■ Stored items ■
####################
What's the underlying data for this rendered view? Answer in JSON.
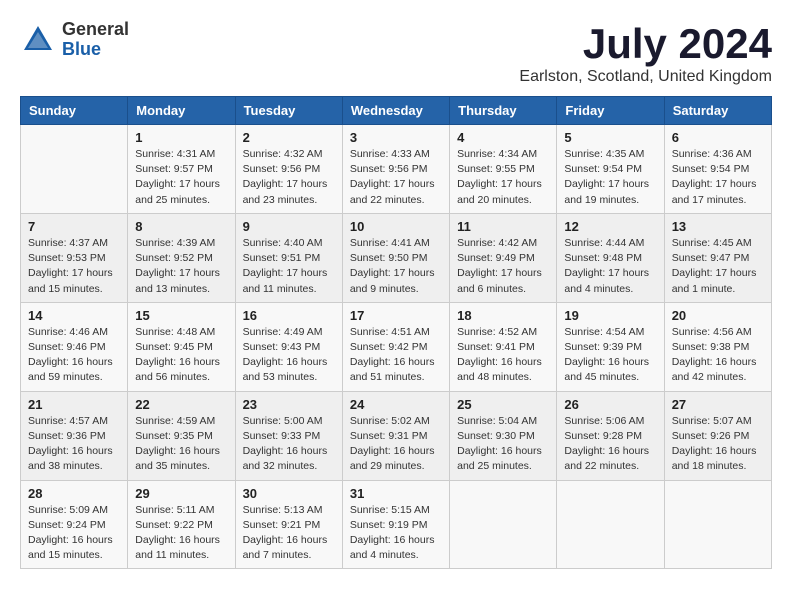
{
  "logo": {
    "general": "General",
    "blue": "Blue"
  },
  "title": "July 2024",
  "subtitle": "Earlston, Scotland, United Kingdom",
  "days_header": [
    "Sunday",
    "Monday",
    "Tuesday",
    "Wednesday",
    "Thursday",
    "Friday",
    "Saturday"
  ],
  "weeks": [
    [
      {
        "day": "",
        "sunrise": "",
        "sunset": "",
        "daylight": ""
      },
      {
        "day": "1",
        "sunrise": "Sunrise: 4:31 AM",
        "sunset": "Sunset: 9:57 PM",
        "daylight": "Daylight: 17 hours and 25 minutes."
      },
      {
        "day": "2",
        "sunrise": "Sunrise: 4:32 AM",
        "sunset": "Sunset: 9:56 PM",
        "daylight": "Daylight: 17 hours and 23 minutes."
      },
      {
        "day": "3",
        "sunrise": "Sunrise: 4:33 AM",
        "sunset": "Sunset: 9:56 PM",
        "daylight": "Daylight: 17 hours and 22 minutes."
      },
      {
        "day": "4",
        "sunrise": "Sunrise: 4:34 AM",
        "sunset": "Sunset: 9:55 PM",
        "daylight": "Daylight: 17 hours and 20 minutes."
      },
      {
        "day": "5",
        "sunrise": "Sunrise: 4:35 AM",
        "sunset": "Sunset: 9:54 PM",
        "daylight": "Daylight: 17 hours and 19 minutes."
      },
      {
        "day": "6",
        "sunrise": "Sunrise: 4:36 AM",
        "sunset": "Sunset: 9:54 PM",
        "daylight": "Daylight: 17 hours and 17 minutes."
      }
    ],
    [
      {
        "day": "7",
        "sunrise": "Sunrise: 4:37 AM",
        "sunset": "Sunset: 9:53 PM",
        "daylight": "Daylight: 17 hours and 15 minutes."
      },
      {
        "day": "8",
        "sunrise": "Sunrise: 4:39 AM",
        "sunset": "Sunset: 9:52 PM",
        "daylight": "Daylight: 17 hours and 13 minutes."
      },
      {
        "day": "9",
        "sunrise": "Sunrise: 4:40 AM",
        "sunset": "Sunset: 9:51 PM",
        "daylight": "Daylight: 17 hours and 11 minutes."
      },
      {
        "day": "10",
        "sunrise": "Sunrise: 4:41 AM",
        "sunset": "Sunset: 9:50 PM",
        "daylight": "Daylight: 17 hours and 9 minutes."
      },
      {
        "day": "11",
        "sunrise": "Sunrise: 4:42 AM",
        "sunset": "Sunset: 9:49 PM",
        "daylight": "Daylight: 17 hours and 6 minutes."
      },
      {
        "day": "12",
        "sunrise": "Sunrise: 4:44 AM",
        "sunset": "Sunset: 9:48 PM",
        "daylight": "Daylight: 17 hours and 4 minutes."
      },
      {
        "day": "13",
        "sunrise": "Sunrise: 4:45 AM",
        "sunset": "Sunset: 9:47 PM",
        "daylight": "Daylight: 17 hours and 1 minute."
      }
    ],
    [
      {
        "day": "14",
        "sunrise": "Sunrise: 4:46 AM",
        "sunset": "Sunset: 9:46 PM",
        "daylight": "Daylight: 16 hours and 59 minutes."
      },
      {
        "day": "15",
        "sunrise": "Sunrise: 4:48 AM",
        "sunset": "Sunset: 9:45 PM",
        "daylight": "Daylight: 16 hours and 56 minutes."
      },
      {
        "day": "16",
        "sunrise": "Sunrise: 4:49 AM",
        "sunset": "Sunset: 9:43 PM",
        "daylight": "Daylight: 16 hours and 53 minutes."
      },
      {
        "day": "17",
        "sunrise": "Sunrise: 4:51 AM",
        "sunset": "Sunset: 9:42 PM",
        "daylight": "Daylight: 16 hours and 51 minutes."
      },
      {
        "day": "18",
        "sunrise": "Sunrise: 4:52 AM",
        "sunset": "Sunset: 9:41 PM",
        "daylight": "Daylight: 16 hours and 48 minutes."
      },
      {
        "day": "19",
        "sunrise": "Sunrise: 4:54 AM",
        "sunset": "Sunset: 9:39 PM",
        "daylight": "Daylight: 16 hours and 45 minutes."
      },
      {
        "day": "20",
        "sunrise": "Sunrise: 4:56 AM",
        "sunset": "Sunset: 9:38 PM",
        "daylight": "Daylight: 16 hours and 42 minutes."
      }
    ],
    [
      {
        "day": "21",
        "sunrise": "Sunrise: 4:57 AM",
        "sunset": "Sunset: 9:36 PM",
        "daylight": "Daylight: 16 hours and 38 minutes."
      },
      {
        "day": "22",
        "sunrise": "Sunrise: 4:59 AM",
        "sunset": "Sunset: 9:35 PM",
        "daylight": "Daylight: 16 hours and 35 minutes."
      },
      {
        "day": "23",
        "sunrise": "Sunrise: 5:00 AM",
        "sunset": "Sunset: 9:33 PM",
        "daylight": "Daylight: 16 hours and 32 minutes."
      },
      {
        "day": "24",
        "sunrise": "Sunrise: 5:02 AM",
        "sunset": "Sunset: 9:31 PM",
        "daylight": "Daylight: 16 hours and 29 minutes."
      },
      {
        "day": "25",
        "sunrise": "Sunrise: 5:04 AM",
        "sunset": "Sunset: 9:30 PM",
        "daylight": "Daylight: 16 hours and 25 minutes."
      },
      {
        "day": "26",
        "sunrise": "Sunrise: 5:06 AM",
        "sunset": "Sunset: 9:28 PM",
        "daylight": "Daylight: 16 hours and 22 minutes."
      },
      {
        "day": "27",
        "sunrise": "Sunrise: 5:07 AM",
        "sunset": "Sunset: 9:26 PM",
        "daylight": "Daylight: 16 hours and 18 minutes."
      }
    ],
    [
      {
        "day": "28",
        "sunrise": "Sunrise: 5:09 AM",
        "sunset": "Sunset: 9:24 PM",
        "daylight": "Daylight: 16 hours and 15 minutes."
      },
      {
        "day": "29",
        "sunrise": "Sunrise: 5:11 AM",
        "sunset": "Sunset: 9:22 PM",
        "daylight": "Daylight: 16 hours and 11 minutes."
      },
      {
        "day": "30",
        "sunrise": "Sunrise: 5:13 AM",
        "sunset": "Sunset: 9:21 PM",
        "daylight": "Daylight: 16 hours and 7 minutes."
      },
      {
        "day": "31",
        "sunrise": "Sunrise: 5:15 AM",
        "sunset": "Sunset: 9:19 PM",
        "daylight": "Daylight: 16 hours and 4 minutes."
      },
      {
        "day": "",
        "sunrise": "",
        "sunset": "",
        "daylight": ""
      },
      {
        "day": "",
        "sunrise": "",
        "sunset": "",
        "daylight": ""
      },
      {
        "day": "",
        "sunrise": "",
        "sunset": "",
        "daylight": ""
      }
    ]
  ]
}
####################
■ What you need to do ■
Reproduce the entries exactly. Do not carry over any picture.

■ Written reply ■
What's the underlying data for this rendered view? Answer in JSON.
{
  "logo": {
    "general": "General",
    "blue": "Blue"
  },
  "title": "July 2024",
  "subtitle": "Earlston, Scotland, United Kingdom",
  "days_header": [
    "Sunday",
    "Monday",
    "Tuesday",
    "Wednesday",
    "Thursday",
    "Friday",
    "Saturday"
  ],
  "weeks": [
    [
      {
        "day": "",
        "sunrise": "",
        "sunset": "",
        "daylight": ""
      },
      {
        "day": "1",
        "sunrise": "Sunrise: 4:31 AM",
        "sunset": "Sunset: 9:57 PM",
        "daylight": "Daylight: 17 hours and 25 minutes."
      },
      {
        "day": "2",
        "sunrise": "Sunrise: 4:32 AM",
        "sunset": "Sunset: 9:56 PM",
        "daylight": "Daylight: 17 hours and 23 minutes."
      },
      {
        "day": "3",
        "sunrise": "Sunrise: 4:33 AM",
        "sunset": "Sunset: 9:56 PM",
        "daylight": "Daylight: 17 hours and 22 minutes."
      },
      {
        "day": "4",
        "sunrise": "Sunrise: 4:34 AM",
        "sunset": "Sunset: 9:55 PM",
        "daylight": "Daylight: 17 hours and 20 minutes."
      },
      {
        "day": "5",
        "sunrise": "Sunrise: 4:35 AM",
        "sunset": "Sunset: 9:54 PM",
        "daylight": "Daylight: 17 hours and 19 minutes."
      },
      {
        "day": "6",
        "sunrise": "Sunrise: 4:36 AM",
        "sunset": "Sunset: 9:54 PM",
        "daylight": "Daylight: 17 hours and 17 minutes."
      }
    ],
    [
      {
        "day": "7",
        "sunrise": "Sunrise: 4:37 AM",
        "sunset": "Sunset: 9:53 PM",
        "daylight": "Daylight: 17 hours and 15 minutes."
      },
      {
        "day": "8",
        "sunrise": "Sunrise: 4:39 AM",
        "sunset": "Sunset: 9:52 PM",
        "daylight": "Daylight: 17 hours and 13 minutes."
      },
      {
        "day": "9",
        "sunrise": "Sunrise: 4:40 AM",
        "sunset": "Sunset: 9:51 PM",
        "daylight": "Daylight: 17 hours and 11 minutes."
      },
      {
        "day": "10",
        "sunrise": "Sunrise: 4:41 AM",
        "sunset": "Sunset: 9:50 PM",
        "daylight": "Daylight: 17 hours and 9 minutes."
      },
      {
        "day": "11",
        "sunrise": "Sunrise: 4:42 AM",
        "sunset": "Sunset: 9:49 PM",
        "daylight": "Daylight: 17 hours and 6 minutes."
      },
      {
        "day": "12",
        "sunrise": "Sunrise: 4:44 AM",
        "sunset": "Sunset: 9:48 PM",
        "daylight": "Daylight: 17 hours and 4 minutes."
      },
      {
        "day": "13",
        "sunrise": "Sunrise: 4:45 AM",
        "sunset": "Sunset: 9:47 PM",
        "daylight": "Daylight: 17 hours and 1 minute."
      }
    ],
    [
      {
        "day": "14",
        "sunrise": "Sunrise: 4:46 AM",
        "sunset": "Sunset: 9:46 PM",
        "daylight": "Daylight: 16 hours and 59 minutes."
      },
      {
        "day": "15",
        "sunrise": "Sunrise: 4:48 AM",
        "sunset": "Sunset: 9:45 PM",
        "daylight": "Daylight: 16 hours and 56 minutes."
      },
      {
        "day": "16",
        "sunrise": "Sunrise: 4:49 AM",
        "sunset": "Sunset: 9:43 PM",
        "daylight": "Daylight: 16 hours and 53 minutes."
      },
      {
        "day": "17",
        "sunrise": "Sunrise: 4:51 AM",
        "sunset": "Sunset: 9:42 PM",
        "daylight": "Daylight: 16 hours and 51 minutes."
      },
      {
        "day": "18",
        "sunrise": "Sunrise: 4:52 AM",
        "sunset": "Sunset: 9:41 PM",
        "daylight": "Daylight: 16 hours and 48 minutes."
      },
      {
        "day": "19",
        "sunrise": "Sunrise: 4:54 AM",
        "sunset": "Sunset: 9:39 PM",
        "daylight": "Daylight: 16 hours and 45 minutes."
      },
      {
        "day": "20",
        "sunrise": "Sunrise: 4:56 AM",
        "sunset": "Sunset: 9:38 PM",
        "daylight": "Daylight: 16 hours and 42 minutes."
      }
    ],
    [
      {
        "day": "21",
        "sunrise": "Sunrise: 4:57 AM",
        "sunset": "Sunset: 9:36 PM",
        "daylight": "Daylight: 16 hours and 38 minutes."
      },
      {
        "day": "22",
        "sunrise": "Sunrise: 4:59 AM",
        "sunset": "Sunset: 9:35 PM",
        "daylight": "Daylight: 16 hours and 35 minutes."
      },
      {
        "day": "23",
        "sunrise": "Sunrise: 5:00 AM",
        "sunset": "Sunset: 9:33 PM",
        "daylight": "Daylight: 16 hours and 32 minutes."
      },
      {
        "day": "24",
        "sunrise": "Sunrise: 5:02 AM",
        "sunset": "Sunset: 9:31 PM",
        "daylight": "Daylight: 16 hours and 29 minutes."
      },
      {
        "day": "25",
        "sunrise": "Sunrise: 5:04 AM",
        "sunset": "Sunset: 9:30 PM",
        "daylight": "Daylight: 16 hours and 25 minutes."
      },
      {
        "day": "26",
        "sunrise": "Sunrise: 5:06 AM",
        "sunset": "Sunset: 9:28 PM",
        "daylight": "Daylight: 16 hours and 22 minutes."
      },
      {
        "day": "27",
        "sunrise": "Sunrise: 5:07 AM",
        "sunset": "Sunset: 9:26 PM",
        "daylight": "Daylight: 16 hours and 18 minutes."
      }
    ],
    [
      {
        "day": "28",
        "sunrise": "Sunrise: 5:09 AM",
        "sunset": "Sunset: 9:24 PM",
        "daylight": "Daylight: 16 hours and 15 minutes."
      },
      {
        "day": "29",
        "sunrise": "Sunrise: 5:11 AM",
        "sunset": "Sunset: 9:22 PM",
        "daylight": "Daylight: 16 hours and 11 minutes."
      },
      {
        "day": "30",
        "sunrise": "Sunrise: 5:13 AM",
        "sunset": "Sunset: 9:21 PM",
        "daylight": "Daylight: 16 hours and 7 minutes."
      },
      {
        "day": "31",
        "sunrise": "Sunrise: 5:15 AM",
        "sunset": "Sunset: 9:19 PM",
        "daylight": "Daylight: 16 hours and 4 minutes."
      },
      {
        "day": "",
        "sunrise": "",
        "sunset": "",
        "daylight": ""
      },
      {
        "day": "",
        "sunrise": "",
        "sunset": "",
        "daylight": ""
      },
      {
        "day": "",
        "sunrise": "",
        "sunset": "",
        "daylight": ""
      }
    ]
  ]
}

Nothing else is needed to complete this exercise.